Goal :: From the listing below, copy every line with the word "label".
——
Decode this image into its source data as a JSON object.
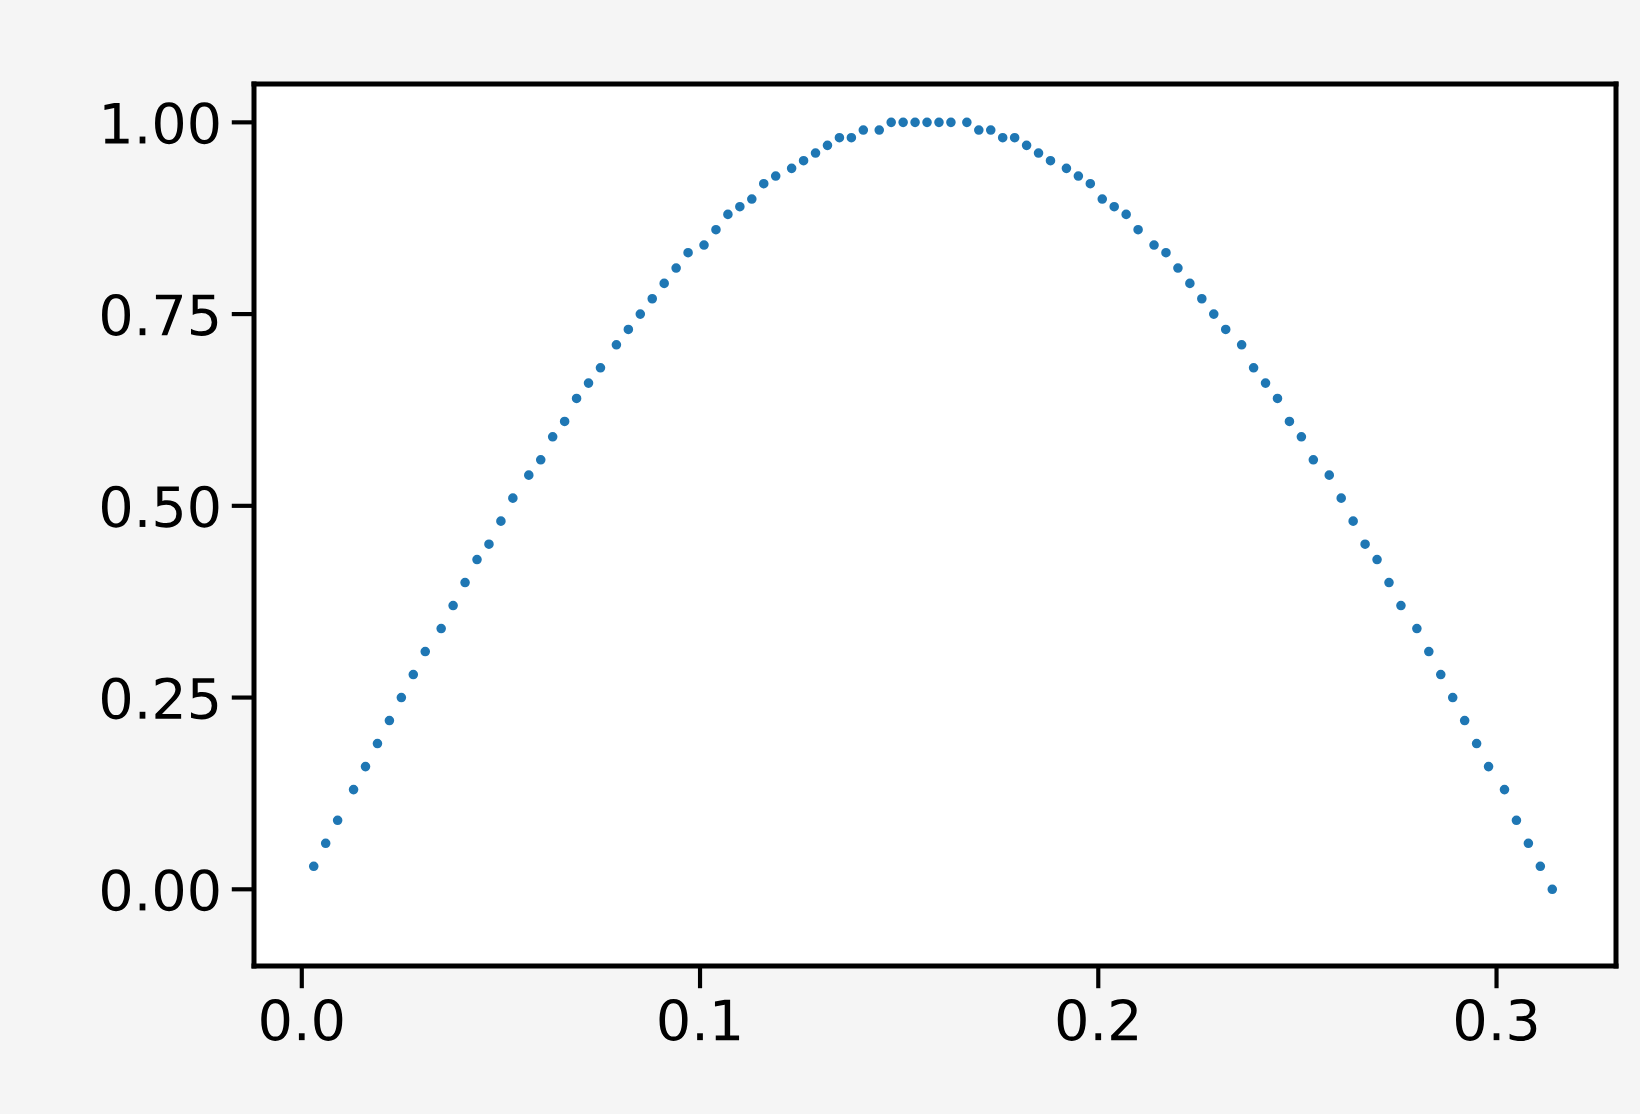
{
  "chart_data": {
    "type": "scatter",
    "x": [
      0.003,
      0.006,
      0.009,
      0.013,
      0.016,
      0.019,
      0.022,
      0.025,
      0.028,
      0.031,
      0.035,
      0.038,
      0.041,
      0.044,
      0.047,
      0.05,
      0.053,
      0.057,
      0.06,
      0.063,
      0.066,
      0.069,
      0.072,
      0.075,
      0.079,
      0.082,
      0.085,
      0.088,
      0.091,
      0.094,
      0.097,
      0.101,
      0.104,
      0.107,
      0.11,
      0.113,
      0.116,
      0.119,
      0.123,
      0.126,
      0.129,
      0.132,
      0.135,
      0.138,
      0.141,
      0.145,
      0.148,
      0.151,
      0.154,
      0.157,
      0.16,
      0.163,
      0.167,
      0.17,
      0.173,
      0.176,
      0.179,
      0.182,
      0.185,
      0.188,
      0.192,
      0.195,
      0.198,
      0.201,
      0.204,
      0.207,
      0.21,
      0.214,
      0.217,
      0.22,
      0.223,
      0.226,
      0.229,
      0.232,
      0.236,
      0.239,
      0.242,
      0.245,
      0.248,
      0.251,
      0.254,
      0.258,
      0.261,
      0.264,
      0.267,
      0.27,
      0.273,
      0.276,
      0.28,
      0.283,
      0.286,
      0.289,
      0.292,
      0.295,
      0.298,
      0.302,
      0.305,
      0.308,
      0.311,
      0.314
    ],
    "series": [
      {
        "color": "#1f77b4",
        "values": [
          0.03,
          0.06,
          0.09,
          0.13,
          0.16,
          0.19,
          0.22,
          0.25,
          0.28,
          0.31,
          0.34,
          0.37,
          0.4,
          0.43,
          0.45,
          0.48,
          0.51,
          0.54,
          0.56,
          0.59,
          0.61,
          0.64,
          0.66,
          0.68,
          0.71,
          0.73,
          0.75,
          0.77,
          0.79,
          0.81,
          0.83,
          0.84,
          0.86,
          0.88,
          0.89,
          0.9,
          0.92,
          0.93,
          0.94,
          0.95,
          0.96,
          0.97,
          0.98,
          0.98,
          0.99,
          0.99,
          1.0,
          1.0,
          1.0,
          1.0,
          1.0,
          1.0,
          1.0,
          0.99,
          0.99,
          0.98,
          0.98,
          0.97,
          0.96,
          0.95,
          0.94,
          0.93,
          0.92,
          0.9,
          0.89,
          0.88,
          0.86,
          0.84,
          0.83,
          0.81,
          0.79,
          0.77,
          0.75,
          0.73,
          0.71,
          0.68,
          0.66,
          0.64,
          0.61,
          0.59,
          0.56,
          0.54,
          0.51,
          0.48,
          0.45,
          0.43,
          0.4,
          0.37,
          0.34,
          0.31,
          0.28,
          0.25,
          0.22,
          0.19,
          0.16,
          0.13,
          0.09,
          0.06,
          0.03,
          0.0
        ]
      }
    ],
    "xlim": [
      -0.012,
      0.33
    ],
    "ylim": [
      -0.1,
      1.05
    ],
    "xticks": [
      {
        "value": 0,
        "label": "0.0"
      },
      0.1,
      0.2,
      0.3
    ],
    "yticks": [
      {
        "value": 0,
        "label": "0.00"
      },
      {
        "value": 0.25,
        "label": "0.25"
      },
      {
        "value": 0.5,
        "label": "0.50"
      },
      {
        "value": 0.75,
        "label": "0.75"
      },
      {
        "value": 1,
        "label": "1.00"
      }
    ],
    "marker": "circle",
    "grid": false
  }
}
——
Correct response ::
        "label": "0.0"
        "label": "0.00"
        "label": "0.25"
        "label": "0.50"
        "label": "0.75"
        "label": "1.00"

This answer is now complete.